## Short problem A
In the records, starting with the line that contains "- Text: N: N: [110, 130, 122, 143]" and going on through the final line, swap "methoxy" for "methoxy group" and reproduce only those lines, with nothing else altered.

## Page excerpt
══════════

Alder served as president of the Mormon History Association (1977–1978). He was involved in the early development of Dialogue: A Journal of Mormon Thought and Sunstone (magazine). He was part of the New Mormon History movement. He was an active, life-long member of The Church of Jesus Christ of Latter-day Saints, and served in numerous volunteer roles throughout his life, including as a full-time missionary to Austria, bishop of a college student ward (Logan), bishop of a working single adult ward (Logan), high councilor (five different councils, including in Indiana and Vienna, Austria), branch presidency (St. George), and as a counselor in the presidency of the St. George Utah Temple. He taught gospel classes at nearly every stage of his life. For twenty years, Alder served as a leader in the St. George Temple. He married Elaine M. Reiser in the Salt Lake Temple in 1958. The couple had four children. While Dixie's "First Lady," Elaine Alder is credited with leading the effort to create St. George's Pioneer Center for the Arts, saving the Opera House, and initiating and founding the St. George Art Museum. Both Alders were deeply involved in each other's projects and community leadership efforts.

Alder, Blaine M. Yorgason and Richard A. Schmutz wrote the book All That Was Promised: The St. George Temple and the Unfolding of the Restoration (Salt Lake City: Deseret Book, 2013). He also wrote A History of Washington County: From Isolation to Destination in 1996 with Karl Brooks. In 2010 his A Century of Dixie State College of Utah was published; he gave the Juanita Brooks Lecture on this topic.

Alder also wrote the novel The Sons of Bear Lake, published in 2002. Dr. Alder was an active writer for many decades, publishing his own materials, and also editing and compiling other works, including Cache Valley: Essays of Her Past and People.

══════════

## Provided data
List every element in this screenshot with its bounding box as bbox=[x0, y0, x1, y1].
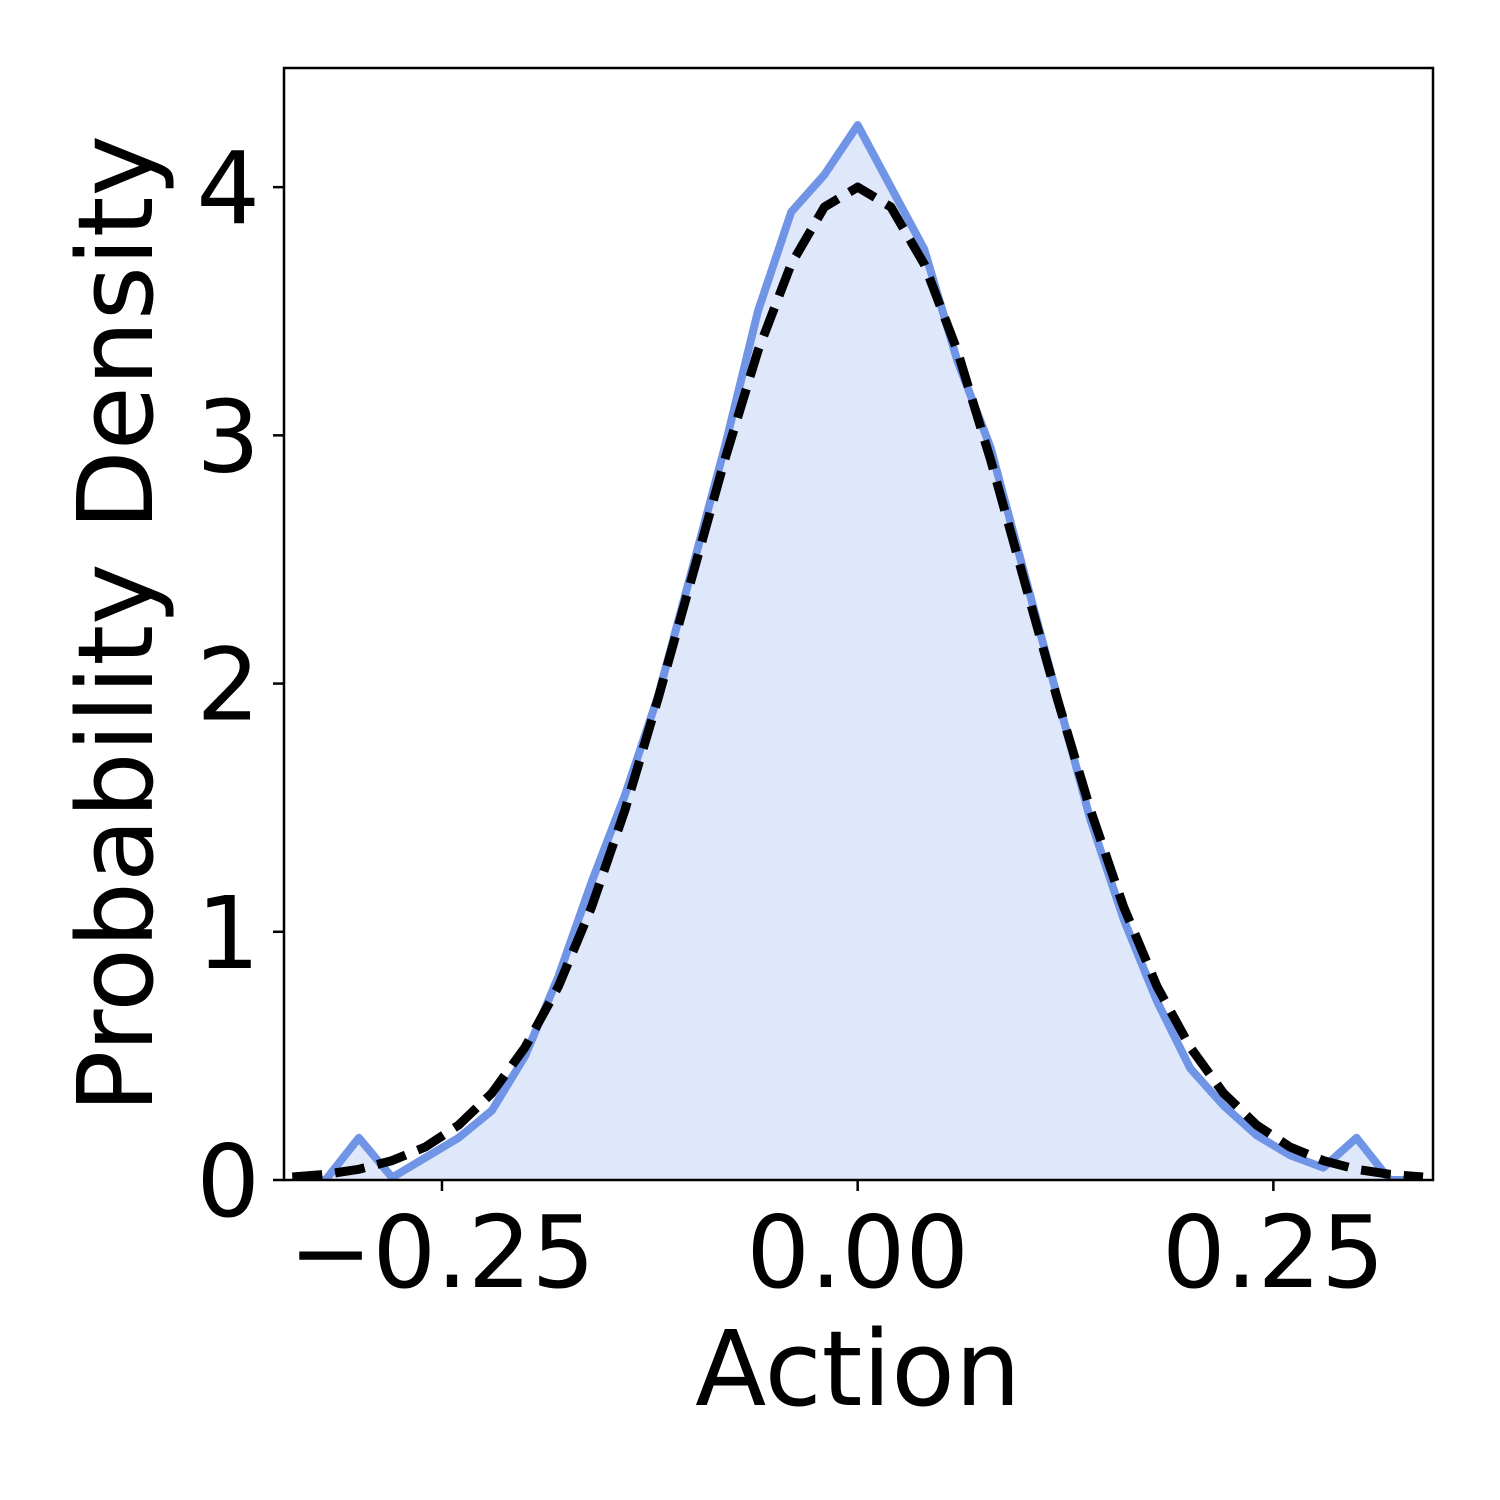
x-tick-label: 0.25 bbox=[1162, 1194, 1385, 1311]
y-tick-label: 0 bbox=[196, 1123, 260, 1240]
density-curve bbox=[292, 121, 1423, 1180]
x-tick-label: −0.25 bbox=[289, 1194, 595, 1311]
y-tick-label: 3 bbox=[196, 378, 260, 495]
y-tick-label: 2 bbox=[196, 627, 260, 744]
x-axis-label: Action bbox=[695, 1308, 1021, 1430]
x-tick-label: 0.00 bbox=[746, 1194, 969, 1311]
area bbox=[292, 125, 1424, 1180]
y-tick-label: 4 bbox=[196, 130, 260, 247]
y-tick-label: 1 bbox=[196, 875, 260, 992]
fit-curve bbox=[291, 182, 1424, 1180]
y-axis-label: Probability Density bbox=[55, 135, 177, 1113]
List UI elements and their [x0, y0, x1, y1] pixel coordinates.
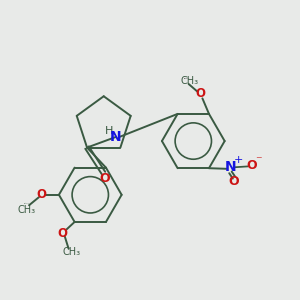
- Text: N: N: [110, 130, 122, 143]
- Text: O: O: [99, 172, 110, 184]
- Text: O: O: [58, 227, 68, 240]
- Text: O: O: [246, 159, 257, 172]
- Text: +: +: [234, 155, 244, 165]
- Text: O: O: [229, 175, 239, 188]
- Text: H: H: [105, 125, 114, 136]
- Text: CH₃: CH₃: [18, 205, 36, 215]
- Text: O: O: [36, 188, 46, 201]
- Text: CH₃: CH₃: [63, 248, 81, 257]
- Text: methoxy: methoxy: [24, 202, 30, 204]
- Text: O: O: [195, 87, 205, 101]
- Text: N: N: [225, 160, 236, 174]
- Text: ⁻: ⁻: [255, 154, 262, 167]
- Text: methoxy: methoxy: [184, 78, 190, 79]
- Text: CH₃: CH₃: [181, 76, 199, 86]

══════════

## Short problem B
Write the next part of the biographical passage on Alder, beginning after its final sentence.

## Task response A
- Text: N: N: [110, 130, 122, 143]
- Text: O: O: [99, 172, 110, 184]
- Text: O: O: [58, 227, 68, 240]
- Text: O: O: [246, 159, 257, 172]
- Text: +: +: [234, 155, 244, 165]
- Text: O: O: [229, 175, 239, 188]
- Text: H: H: [105, 125, 114, 136]
- Text: CH₃: CH₃: [18, 205, 36, 215]
- Text: O: O: [36, 188, 46, 201]
- Text: CH₃: CH₃: [63, 248, 81, 257]
- Text: methoxy group: methoxy group: [24, 202, 30, 204]
- Text: O: O: [195, 87, 205, 101]
- Text: N: N: [225, 160, 236, 174]
- Text: ⁻: ⁻: [255, 154, 262, 167]
- Text: methoxy group: methoxy group: [184, 78, 190, 79]
- Text: CH₃: CH₃: [181, 76, 199, 86]

## Task response B
Alder was involved in numerous volunteer groups and activities, including the United States Bicentennial (Logan, Utah), the Logan Library (board chair), especially the creation of the new library in the old Sears building on Logan's Main Street (1980s), and the Washington County Library System (board chair, building several libraries). He was a leader of the Washington County Historical Society and particularly involved in preserving and restoring historical buildings and properties, including the downtown St. George area, and the Grafton Heritage Partnership Project in Grafton, Utah. After visiting Connor Prairie in Indiana, he set out to create a similar opportunity in Utah, resulting in 'Historic St. George LIVE!' which entertained and educated people visiting St. George's historic sites (1996 to 2024). He started "Colleagues of the Dixie Faculty" (now known as Legacy or Legacy Lecture Series) to encourage retired professionals to pursue life-long learning, and intellectual and academic engagement. The group met at the Val A. Browning Building's auditorium on campus, and now meets at the St. George Tabernacle. He lived in St. George, Utah from 1986 to 2022.

Alder died November 25, 2023, in Lehi, Utah, at the age of 91.